Exercise goal => Please copy out the material from the line that has "cloud-icon bbox=[410, 481, 458, 529]" through the line that has "temperature-column[interactable]: 33° bbox=[153, 818, 219, 900]", swapping "Unspecified crop" for "Unknown crop" and changing nothing else. Give only those lines.

Entries provided =>
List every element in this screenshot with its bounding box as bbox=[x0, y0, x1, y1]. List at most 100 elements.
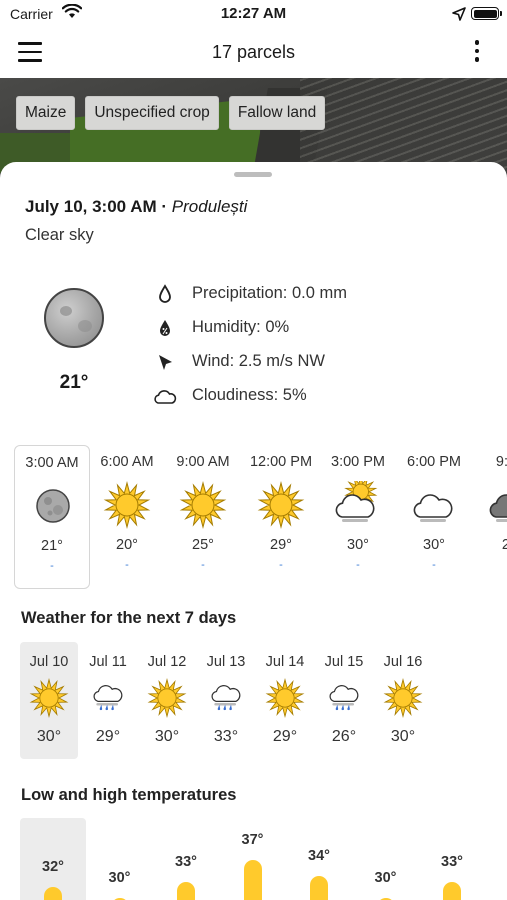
cloud-icon bbox=[410, 481, 458, 529]
more-options-icon[interactable] bbox=[470, 40, 484, 66]
chip-unspecified-crop[interactable]: Unspecified crop bbox=[85, 96, 219, 130]
temperature-column[interactable]: 33° bbox=[153, 818, 219, 900]
forecast-date: July 10, 3:00 AM bbox=[25, 197, 157, 216]
chip-maize[interactable]: Maize bbox=[16, 96, 76, 130]
hourly-time: 9:00 bbox=[495, 454, 507, 470]
sun-icon bbox=[147, 678, 187, 718]
hourly-item[interactable]: 6:00 AM 20° - bbox=[89, 445, 165, 589]
hourly-item[interactable]: 12:00 PM 29° - bbox=[243, 445, 319, 589]
temperature-column[interactable]: 33° bbox=[419, 818, 485, 900]
current-temperature: 21° bbox=[59, 372, 89, 393]
battery-icon bbox=[471, 7, 502, 20]
temperature-column[interactable]: 34° bbox=[286, 818, 352, 900]
moon-icon bbox=[29, 482, 77, 530]
daily-item[interactable]: Jul 11 29° bbox=[79, 642, 137, 759]
daily-temperature: 29° bbox=[95, 728, 121, 745]
wind-arrow-icon bbox=[159, 355, 172, 370]
daily-temperature: 30° bbox=[154, 728, 180, 745]
daily-temperature: 26° bbox=[331, 728, 357, 745]
sun-icon bbox=[257, 481, 305, 529]
rain-cloud-icon bbox=[206, 678, 246, 718]
temperature-column[interactable]: 32° bbox=[20, 818, 86, 900]
page-title: 17 parcels bbox=[211, 42, 296, 62]
forecast-date-location: July 10, 3:00 AM · Produlești bbox=[25, 197, 247, 217]
weather-bottom-sheet: July 10, 3:00 AM · Produlești Clear sky … bbox=[0, 162, 507, 900]
cloudiness-text: Cloudiness: 5% bbox=[192, 386, 307, 404]
hourly-temperature: 25° bbox=[192, 537, 214, 553]
daily-date: Jul 15 bbox=[324, 654, 364, 670]
hourly-precipitation: - bbox=[201, 559, 205, 571]
top-navigation-bar: 17 parcels bbox=[0, 28, 507, 78]
humidity-icon bbox=[160, 320, 170, 336]
daily-item[interactable]: Jul 16 30° bbox=[374, 642, 432, 759]
daily-item[interactable]: Jul 15 26° bbox=[315, 642, 373, 759]
temperature-bar bbox=[243, 860, 262, 900]
daily-forecast-title: Weather for the next 7 days bbox=[21, 609, 237, 627]
hourly-time: 9:00 AM bbox=[176, 454, 230, 470]
hourly-time: 6:00 PM bbox=[407, 454, 461, 470]
wind-text: Wind: 2.5 m/s NW bbox=[192, 352, 325, 370]
sun-icon bbox=[103, 481, 151, 529]
temperature-label: 33° bbox=[175, 853, 197, 870]
temperature-column[interactable]: 30° bbox=[87, 818, 153, 900]
sheet-grabber-handle[interactable] bbox=[234, 172, 272, 177]
clock: 12:27 AM bbox=[220, 5, 287, 22]
daily-date: Jul 10 bbox=[29, 654, 69, 670]
daily-temperature: 33° bbox=[213, 728, 239, 745]
crop-filter-chips: Maize Unspecified crop Fallow land bbox=[16, 96, 326, 130]
daily-date: Jul 16 bbox=[383, 654, 423, 670]
temperature-column[interactable]: 30° bbox=[353, 818, 419, 900]
hourly-forecast-strip[interactable]: 3:00 AM 21° -6:00 AM 20° -9:00 AM 25° -1… bbox=[0, 445, 507, 595]
hourly-item[interactable]: 3:00 PM 30° - bbox=[320, 445, 396, 589]
hourly-item[interactable]: 9:00 24 bbox=[472, 445, 507, 589]
hourly-item[interactable]: 9:00 AM 25° - bbox=[165, 445, 241, 589]
hourly-time: 3:00 PM bbox=[331, 454, 385, 470]
hourly-time: 3:00 AM bbox=[25, 455, 79, 471]
precipitation-drop-icon bbox=[159, 284, 171, 303]
hourly-precipitation: - bbox=[356, 559, 360, 571]
location-name: Produlești bbox=[171, 197, 248, 216]
daily-item[interactable]: Jul 12 30° bbox=[138, 642, 196, 759]
hourly-temperature: 30° bbox=[423, 537, 445, 553]
daily-temperature: 29° bbox=[272, 728, 298, 745]
moon-icon bbox=[44, 288, 104, 348]
daily-item[interactable]: Jul 13 33° bbox=[197, 642, 255, 759]
hourly-item[interactable]: 3:00 AM 21° - bbox=[14, 445, 90, 589]
temperature-column[interactable]: 37° bbox=[220, 818, 286, 900]
daily-temperature: 30° bbox=[390, 728, 416, 745]
hourly-precipitation: - bbox=[125, 559, 129, 571]
cloud-outline-icon bbox=[154, 390, 177, 404]
temperature-bar bbox=[177, 881, 195, 900]
daily-item[interactable]: Jul 14 29° bbox=[256, 642, 314, 759]
location-arrow-icon bbox=[452, 7, 466, 21]
separator-dot: · bbox=[161, 197, 168, 216]
temperature-bar bbox=[44, 887, 62, 900]
hourly-temperature: 30° bbox=[347, 537, 369, 553]
daily-forecast-strip: Jul 10 30° Jul 11 29° Jul 12 30° Jul 13 33°… bbox=[20, 642, 500, 760]
hourly-item[interactable]: 6:00 PM 30° - bbox=[396, 445, 472, 589]
temperature-label: 30° bbox=[374, 870, 397, 886]
temperature-label: 34° bbox=[308, 848, 330, 865]
chip-fallow-land[interactable]: Fallow land bbox=[228, 96, 326, 130]
hourly-temperature: 29° bbox=[270, 537, 292, 553]
temperature-bar bbox=[310, 876, 328, 900]
daily-date: Jul 14 bbox=[265, 654, 305, 670]
sun-icon bbox=[29, 678, 69, 718]
daily-item[interactable]: Jul 10 30° bbox=[20, 642, 78, 759]
rain-cloud-icon bbox=[88, 678, 128, 718]
humidity-text: Humidity: 0% bbox=[192, 318, 290, 336]
sun-icon bbox=[383, 678, 423, 718]
high-temperature-bars: 32° 30° 33° 37° 34° 30° 33° bbox=[20, 818, 500, 900]
hourly-temperature: 21° bbox=[41, 538, 63, 554]
hourly-precipitation: - bbox=[432, 559, 436, 571]
precipitation-text: Precipitation: 0.0 mm bbox=[192, 284, 347, 302]
hourly-temperature: 20° bbox=[116, 537, 138, 553]
temperature-bar bbox=[443, 881, 461, 900]
daily-temperature: 30° bbox=[36, 728, 62, 745]
temperature-label: 30° bbox=[108, 870, 131, 886]
hourly-time: 12:00 PM bbox=[249, 454, 313, 470]
daily-date: Jul 12 bbox=[147, 654, 187, 670]
dark-cloud-icon bbox=[486, 481, 507, 529]
temperature-label: 33° bbox=[441, 853, 463, 870]
daily-date: Jul 13 bbox=[206, 654, 246, 670]
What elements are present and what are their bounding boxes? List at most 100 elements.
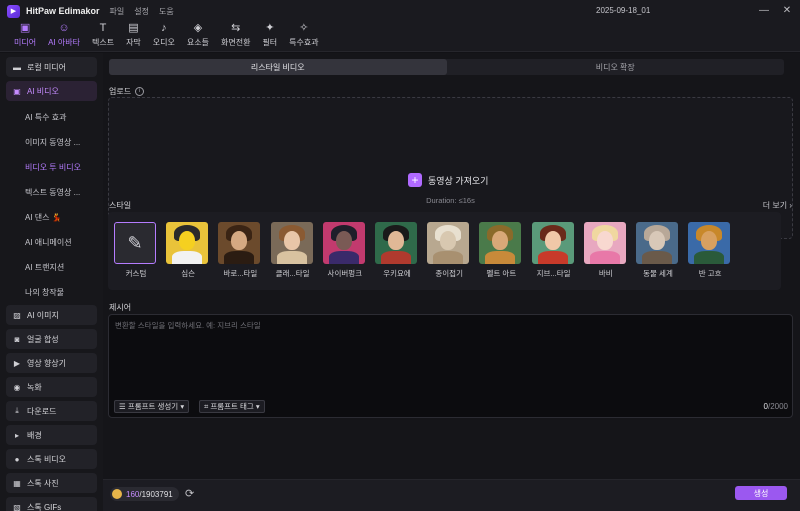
- sidebar-sub-text-to-video[interactable]: 텍스트 동영상 ...: [6, 180, 97, 205]
- thumbnail-body: [694, 251, 725, 264]
- tool-text[interactable]: T 텍스트: [86, 23, 120, 51]
- thumbnail-body: [642, 251, 672, 264]
- credits-badge: 160/1903791: [110, 487, 179, 501]
- thumbnail-body: [485, 251, 516, 264]
- style-name: 펠트 아트: [486, 269, 517, 278]
- record-icon: ◉: [13, 382, 21, 392]
- custom-style-icon: ✎: [114, 222, 156, 264]
- char-count-max: /2000: [767, 402, 788, 411]
- prompt-box: ☰ 프롬프트 생성기 ▾ ⌗ 프롬프트 태그 ▾ 0/2000: [108, 314, 793, 418]
- duration-limit: Duration: ≤16s: [426, 196, 475, 205]
- style-thumbnail: [688, 222, 731, 264]
- prompt-tag-dropdown[interactable]: ⌗ 프롬프트 태그 ▾: [199, 400, 265, 413]
- thumbnail-body: [537, 251, 568, 264]
- style-card[interactable]: 종이접기: [427, 222, 471, 279]
- tool-transition[interactable]: ⇆ 화면전환: [215, 23, 256, 51]
- sidebar-item-label: 스톡 비디오: [27, 454, 67, 464]
- sidebar-item-ai-video[interactable]: ▣ AI 비디오: [6, 81, 97, 101]
- style-card[interactable]: 바로...타일: [218, 222, 262, 279]
- style-section-label: 스타일: [109, 201, 132, 210]
- elements-icon: ◈: [193, 22, 203, 34]
- prompt-generator-dropdown[interactable]: ☰ 프롬프트 생성기 ▾: [114, 400, 190, 413]
- style-card[interactable]: 클래...타일: [270, 222, 315, 279]
- thumbnail-face: [596, 231, 613, 250]
- sidebar-sub-ai-dance[interactable]: AI 댄스 💃: [6, 205, 97, 230]
- style-card[interactable]: ✎ 커스텀: [114, 222, 158, 279]
- menu-help[interactable]: 도움: [159, 6, 174, 17]
- upload-section-label: 업로드 i: [109, 86, 145, 97]
- caret-down-icon: ▾: [180, 402, 185, 411]
- app-title: HitPaw Edimakor: [26, 6, 100, 16]
- sidebar-item-video-enhancer[interactable]: ▶ 영상 향상기: [6, 353, 97, 373]
- close-icon[interactable]: ✕: [780, 4, 794, 18]
- style-thumbnail: [479, 222, 522, 264]
- menu-file[interactable]: 파일: [110, 6, 125, 17]
- top-toolbar: ▣ 미디어 ☺ AI 아바타 T 텍스트 ▤ 자막 ♪ 오디오 ◈ 요소들 ⇆ …: [0, 22, 800, 52]
- upload-label-text: 업로드: [109, 87, 132, 96]
- tool-effects[interactable]: ✧ 특수효과: [283, 23, 324, 51]
- tool-ai-avatar[interactable]: ☺ AI 아바타: [42, 23, 86, 51]
- style-name: 반 고흐: [698, 269, 722, 278]
- style-name: 사이버펑크: [327, 269, 363, 278]
- sidebar-sub-video-to-video[interactable]: 비디오 투 비디오: [6, 155, 97, 180]
- sidebar-sub-image-to-video[interactable]: 이미지 동영상 ...: [6, 130, 97, 155]
- thumbnail-face: [231, 231, 248, 250]
- more-styles-link[interactable]: 더 보기 ›: [763, 200, 792, 211]
- sidebar-item-download[interactable]: ⤓ 다운로드: [6, 401, 97, 421]
- sidebar-sub-ai-animation[interactable]: AI 애니메이션: [6, 230, 97, 255]
- sidebar-item-ai-image[interactable]: ▨ AI 이미지: [6, 305, 97, 325]
- thumbnail-body: [381, 251, 411, 264]
- sidebar-sub-ai-transition[interactable]: AI 트랜지션: [6, 255, 97, 280]
- sidebar-item-label: 로컬 미디어: [27, 62, 67, 72]
- style-card[interactable]: 바비: [583, 222, 628, 279]
- thumbnail-face: [649, 231, 665, 250]
- tab-video-extend[interactable]: 비디오 확장: [447, 59, 785, 75]
- sidebar-item-stock-video[interactable]: ● 스톡 비디오: [6, 449, 97, 469]
- style-card[interactable]: 심슨: [166, 222, 210, 279]
- import-video-button[interactable]: + 동영상 가져오기: [408, 173, 488, 187]
- thumbnail-body: [589, 251, 620, 264]
- stock-photo-icon: ▦: [13, 478, 21, 488]
- menu-settings[interactable]: 설정: [134, 6, 149, 17]
- minimize-icon[interactable]: —: [757, 4, 771, 18]
- prompt-generator-label: 프롬프트 생성기: [127, 402, 179, 411]
- chevron-right-icon: ›: [789, 201, 792, 210]
- tool-elements[interactable]: ◈ 요소들: [181, 23, 215, 51]
- prompt-tag-label: 프롬프트 태그: [210, 402, 254, 411]
- sidebar-sub-ai-effects[interactable]: AI 특수 효과: [6, 105, 97, 130]
- app-logo-icon: ▶: [7, 4, 20, 18]
- tool-label: 특수효과: [289, 38, 319, 47]
- generate-button[interactable]: 생성: [735, 486, 787, 500]
- style-card[interactable]: 지브...타일: [531, 222, 576, 279]
- sidebar-sub-my-creations[interactable]: 나의 창작물: [6, 280, 97, 305]
- prompt-input[interactable]: [115, 320, 775, 390]
- sidebar-item-face-swap[interactable]: ◙ 얼굴 합성: [6, 329, 97, 349]
- sidebar-item-stock-photo[interactable]: ▦ 스톡 사진: [6, 473, 97, 493]
- sidebar-item-background[interactable]: ▸ 배경: [6, 425, 97, 445]
- style-card[interactable]: 우키요에: [375, 222, 419, 279]
- thumbnail-face: [440, 231, 457, 250]
- thumbnail-face: [283, 231, 300, 250]
- subtitle-icon: ▤: [128, 22, 139, 34]
- image-icon: ▨: [13, 310, 21, 320]
- style-card[interactable]: 동물 세계: [636, 222, 680, 279]
- style-thumbnail: [270, 222, 313, 264]
- sidebar-item-record[interactable]: ◉ 녹화: [6, 377, 97, 397]
- style-card[interactable]: 반 고흐: [688, 222, 732, 279]
- tool-filter[interactable]: ✦ 필터: [256, 23, 283, 51]
- style-name: 커스텀: [125, 269, 147, 278]
- tool-audio[interactable]: ♪ 오디오: [147, 23, 181, 51]
- tool-subtitle[interactable]: ▤ 자막: [120, 23, 147, 51]
- tab-restyle-video[interactable]: 리스타일 비디오: [109, 59, 447, 75]
- sidebar-item-local-media[interactable]: ▬ 로컬 미디어: [6, 57, 97, 77]
- stock-gif-icon: ▧: [13, 502, 21, 511]
- sidebar-item-label: 스톡 GIFs: [27, 502, 62, 511]
- info-icon[interactable]: i: [135, 87, 145, 97]
- sidebar-item-label: 얼굴 합성: [27, 334, 59, 344]
- sidebar-item-stock-gifs[interactable]: ▧ 스톡 GIFs: [6, 497, 97, 511]
- style-card[interactable]: 펠트 아트: [479, 222, 523, 279]
- tool-media[interactable]: ▣ 미디어: [8, 23, 42, 51]
- style-card[interactable]: 사이버펑크: [322, 222, 367, 279]
- refresh-icon[interactable]: ⟳: [185, 487, 194, 500]
- sidebar-item-label: 다운로드: [27, 406, 57, 416]
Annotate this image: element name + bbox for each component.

Answer to the exercise =>
cloud-icon bbox=[410, 481, 458, 529]
more-options-icon[interactable] bbox=[470, 40, 484, 66]
chip-unspecified-crop[interactable]: Unknown crop bbox=[85, 96, 219, 130]
temperature-column[interactable]: 33° bbox=[153, 818, 219, 900]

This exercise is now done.